▶ **Goal**: Retype the complete listing exactly as it appears.

▶ **Given information**:
* * * *
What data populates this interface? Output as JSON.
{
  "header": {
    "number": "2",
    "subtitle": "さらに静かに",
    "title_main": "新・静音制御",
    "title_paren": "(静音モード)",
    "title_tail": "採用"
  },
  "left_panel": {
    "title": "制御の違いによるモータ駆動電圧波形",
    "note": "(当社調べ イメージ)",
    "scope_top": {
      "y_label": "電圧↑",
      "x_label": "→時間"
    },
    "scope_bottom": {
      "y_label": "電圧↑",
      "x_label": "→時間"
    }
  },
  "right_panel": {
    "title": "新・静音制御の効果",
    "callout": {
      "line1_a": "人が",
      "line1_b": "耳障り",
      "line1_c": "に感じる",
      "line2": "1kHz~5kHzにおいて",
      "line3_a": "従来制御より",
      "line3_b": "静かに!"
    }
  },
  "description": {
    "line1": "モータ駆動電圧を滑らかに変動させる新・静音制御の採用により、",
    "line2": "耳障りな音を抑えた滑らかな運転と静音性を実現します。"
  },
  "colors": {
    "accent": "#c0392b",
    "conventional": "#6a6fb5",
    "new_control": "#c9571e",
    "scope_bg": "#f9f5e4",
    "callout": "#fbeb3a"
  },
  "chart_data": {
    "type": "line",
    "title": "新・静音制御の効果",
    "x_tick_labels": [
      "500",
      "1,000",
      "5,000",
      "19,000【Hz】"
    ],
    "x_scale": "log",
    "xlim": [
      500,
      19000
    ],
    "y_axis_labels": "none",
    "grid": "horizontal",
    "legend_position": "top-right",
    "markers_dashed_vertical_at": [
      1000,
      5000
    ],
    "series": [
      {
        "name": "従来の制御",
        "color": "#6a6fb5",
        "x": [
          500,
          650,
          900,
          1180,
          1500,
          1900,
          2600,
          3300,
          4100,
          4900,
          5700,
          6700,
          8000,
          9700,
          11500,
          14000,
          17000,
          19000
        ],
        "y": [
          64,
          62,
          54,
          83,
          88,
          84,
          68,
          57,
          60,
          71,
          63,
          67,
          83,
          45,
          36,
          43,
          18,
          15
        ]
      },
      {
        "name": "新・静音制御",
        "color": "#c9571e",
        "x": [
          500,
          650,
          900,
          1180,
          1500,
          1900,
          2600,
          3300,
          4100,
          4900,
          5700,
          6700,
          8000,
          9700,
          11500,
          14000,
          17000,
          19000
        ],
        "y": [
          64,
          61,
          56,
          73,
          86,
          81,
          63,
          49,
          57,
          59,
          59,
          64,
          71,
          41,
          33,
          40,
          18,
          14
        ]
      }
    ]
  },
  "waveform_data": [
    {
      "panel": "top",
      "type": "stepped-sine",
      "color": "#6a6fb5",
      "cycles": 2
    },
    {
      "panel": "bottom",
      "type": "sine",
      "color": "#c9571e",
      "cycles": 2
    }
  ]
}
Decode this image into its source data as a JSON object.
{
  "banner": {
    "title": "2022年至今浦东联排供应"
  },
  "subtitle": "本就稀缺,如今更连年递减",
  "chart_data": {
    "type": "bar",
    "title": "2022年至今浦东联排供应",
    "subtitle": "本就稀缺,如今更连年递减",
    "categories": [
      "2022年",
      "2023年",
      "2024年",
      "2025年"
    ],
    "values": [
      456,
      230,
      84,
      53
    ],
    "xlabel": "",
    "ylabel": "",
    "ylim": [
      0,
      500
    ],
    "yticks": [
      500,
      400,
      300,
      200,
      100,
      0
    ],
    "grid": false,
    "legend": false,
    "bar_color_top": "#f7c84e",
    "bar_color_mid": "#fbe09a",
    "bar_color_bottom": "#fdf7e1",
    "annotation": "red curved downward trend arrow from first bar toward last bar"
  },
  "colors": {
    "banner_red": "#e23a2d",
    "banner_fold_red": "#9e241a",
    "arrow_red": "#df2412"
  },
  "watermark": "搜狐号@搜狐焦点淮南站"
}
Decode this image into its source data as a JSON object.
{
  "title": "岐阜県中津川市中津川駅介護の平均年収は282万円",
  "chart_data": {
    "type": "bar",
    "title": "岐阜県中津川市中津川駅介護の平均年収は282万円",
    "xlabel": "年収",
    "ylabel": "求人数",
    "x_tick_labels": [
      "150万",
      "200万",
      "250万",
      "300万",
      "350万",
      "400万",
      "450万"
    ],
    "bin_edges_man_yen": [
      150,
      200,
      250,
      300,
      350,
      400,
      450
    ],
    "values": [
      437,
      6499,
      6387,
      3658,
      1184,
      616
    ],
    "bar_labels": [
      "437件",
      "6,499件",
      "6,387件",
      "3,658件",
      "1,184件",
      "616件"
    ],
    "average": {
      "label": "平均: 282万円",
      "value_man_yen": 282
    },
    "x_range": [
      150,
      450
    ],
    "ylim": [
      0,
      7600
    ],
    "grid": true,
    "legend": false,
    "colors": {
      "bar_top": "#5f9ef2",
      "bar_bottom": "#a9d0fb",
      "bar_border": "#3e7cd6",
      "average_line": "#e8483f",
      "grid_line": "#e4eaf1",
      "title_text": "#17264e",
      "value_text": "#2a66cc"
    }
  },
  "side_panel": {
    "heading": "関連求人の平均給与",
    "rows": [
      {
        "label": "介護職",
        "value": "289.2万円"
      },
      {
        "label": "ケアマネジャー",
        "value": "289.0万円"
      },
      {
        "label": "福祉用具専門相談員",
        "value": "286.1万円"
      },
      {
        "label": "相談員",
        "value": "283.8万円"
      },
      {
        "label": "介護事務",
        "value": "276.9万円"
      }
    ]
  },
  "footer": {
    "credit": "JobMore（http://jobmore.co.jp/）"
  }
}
* * * *
▶ **Finished exercise**:
What data populates this interface? Output as JSON.
{
  "header": {
    "number": "2",
    "subtitle": "さらに静かに",
    "title_main": "新・静音制御",
    "title_paren": "(静音モード)",
    "title_tail": "採用"
  },
  "left_panel": {
    "title": "制御の違いによるモータ駆動電圧波形",
    "note": "(当社調べ イメージ)",
    "scope_top": {
      "y_label": "電圧↑",
      "x_label": "→時間"
    },
    "scope_bottom": {
      "y_label": "電圧↑",
      "x_label": "→時間"
    }
  },
  "right_panel": {
    "title": "新・静音制御の効果",
    "callout": {
      "line1_a": "人が",
      "line1_b": "耳障り",
      "line1_c": "に感じる",
      "line2": "1kHz~5kHzにおいて",
      "line3_a": "従来制御より",
      "line3_b": "静かに!"
    }
  },
  "description": {
    "line1": "モータ駆動電圧を滑らかに変動させる新・静音制御の採用により、",
    "line2": "耳障りな音を抑えた滑らかな運転と静音性を実現します。"
  },
  "colors": {
    "accent": "#c0392b",
    "conventional": "#6a6fb5",
    "new_control": "#c9571e",
    "scope_bg": "#f9f5e4",
    "callout": "#fbeb3a"
  },
  "chart_data": {
    "type": "line",
    "title": "新・静音制御の効果",
    "x_tick_labels": [
      "500",
      "1,000",
      "5,000",
      "19,000【Hz】"
    ],
    "x_scale": "log",
    "xlim": [
      500,
      19000
    ],
    "y_axis_labels": "none",
    "grid": "horizontal",
    "legend_position": "top-right",
    "markers_dashed_vertical_at": [
      1000,
      5000
    ],
    "series": [
      {
        "name": "従来の制御",
        "color": "#6a6fb5",
        "x": [
          500,
          650,
          900,
          1180,
          1500,
          1900,
          2600,
          3300,
          4100,
          4900,
          5700,
          6700,
          8000,
          9700,
          11500,
          14000,
          17000,
          19000
        ],
        "y": [
          64,
          62,
          54,
          83,
          88,
          84,
          68,
          57,
          60,
          71,
          63,
          67,
          83,
          45,
          36,
          43,
          18,
          15
        ]
      },
      {
        "name": "新・静音制御",
        "color": "#c9571e",
        "x": [
          500,
          650,
          900,
          1180,
          1500,
          1900,
          2600,
          3300,
          4100,
          4900,
          5700,
          6700,
          8000,
          9700,
          11500,
          14000,
          17000,
          19000
        ],
        "y": [
          64,
          61,
          56,
          73,
          86,
          81,
          63,
          49,
          57,
          59,
          59,
          64,
          71,
          41,
          33,
          40,
          18,
          14
        ]
      }
    ]
  },
  "waveform_data": [
    {
      "panel": "top",
      "type": "stepped-sine",
      "color": "#6a6fb5",
      "cycles": 2
    },
    {
      "panel": "bottom",
      "type": "sine",
      "color": "#c9571e",
      "cycles": 2
    }
  ]
}
Decode this image into its source data as a JSON object.
{
  "banner": {
    "title": "2022年至今浦东联排供应"
  },
  "subtitle": "本就稀缺,如今更连年递减",
  "chart_data": {
    "type": "bar",
    "title": "2022年至今浦东联排供应",
    "subtitle": "本就稀缺,如今更连年递减",
    "categories": [
      "2022年",
      "2023年",
      "2024年",
      "2025年"
    ],
    "values": [
      456,
      230,
      84,
      53
    ],
    "xlabel": "",
    "ylabel": "",
    "ylim": [
      0,
      500
    ],
    "yticks": [
      500,
      400,
      300,
      200,
      100,
      0
    ],
    "grid": false,
    "legend": false,
    "bar_color_top": "#f7c84e",
    "bar_color_mid": "#fbe09a",
    "bar_color_bottom": "#fdf7e1",
    "annotation": "red curved downward trend arrow from first bar toward last bar"
  },
  "colors": {
    "banner_red": "#e23a2d",
    "banner_fold_red": "#9e241a",
    "arrow_red": "#df2412"
  },
  "watermark": "搜狐号@搜狐焦点淮南站"
}
Decode this image into its source data as a JSON object.
{
  "title": "岐阜県中津川市中津川駅介護の平均年収は282万円",
  "chart_data": {
    "type": "bar",
    "title": "岐阜県中津川市中津川駅介護の平均年収は282万円",
    "xlabel": "年収",
    "ylabel": "求人数",
    "x_tick_labels": [
      "150万",
      "200万",
      "250万",
      "300万",
      "350万",
      "400万",
      "450万"
    ],
    "bin_edges_man_yen": [
      150,
      200,
      250,
      300,
      350,
      400,
      450
    ],
    "values": [
      437,
      6499,
      6387,
      3658,
      1184,
      616
    ],
    "bar_labels": [
      "437件",
      "6,499件",
      "6,387件",
      "3,658件",
      "1,184件",
      "616件"
    ],
    "average": {
      "label": "平均: 282万円",
      "value_man_yen": 282
    },
    "x_range": [
      150,
      450
    ],
    "ylim": [
      0,
      7600
    ],
    "grid": true,
    "legend": false,
    "colors": {
      "bar_top": "#5f9ef2",
      "bar_bottom": "#a9d0fb",
      "bar_border": "#3e7cd6",
      "average_line": "#e8483f",
      "grid_line": "#e4eaf1",
      "title_text": "#17264e",
      "value_text": "#2a66cc"
    }
  },
  "side_panel": {
    "heading": "関連求人の平均給与",
    "rows": [
      {
        "label": "介護職",
        "value": "289.2万円"
      },
      {
        "label": "ケアマネジャー",
        "value": "289.0万円"
      },
      {
        "label": "福祉用具専門相談員",
        "value": "286.1万円"
      },
      {
        "label": "相談員",
        "value": "283.8万円"
      },
      {
        "label": "介護事務",
        "value": "276.9万円"
      }
    ]
  },
  "footer": {
    "credit": "JobMore（http://jobmore.co.jp/）"
  }
}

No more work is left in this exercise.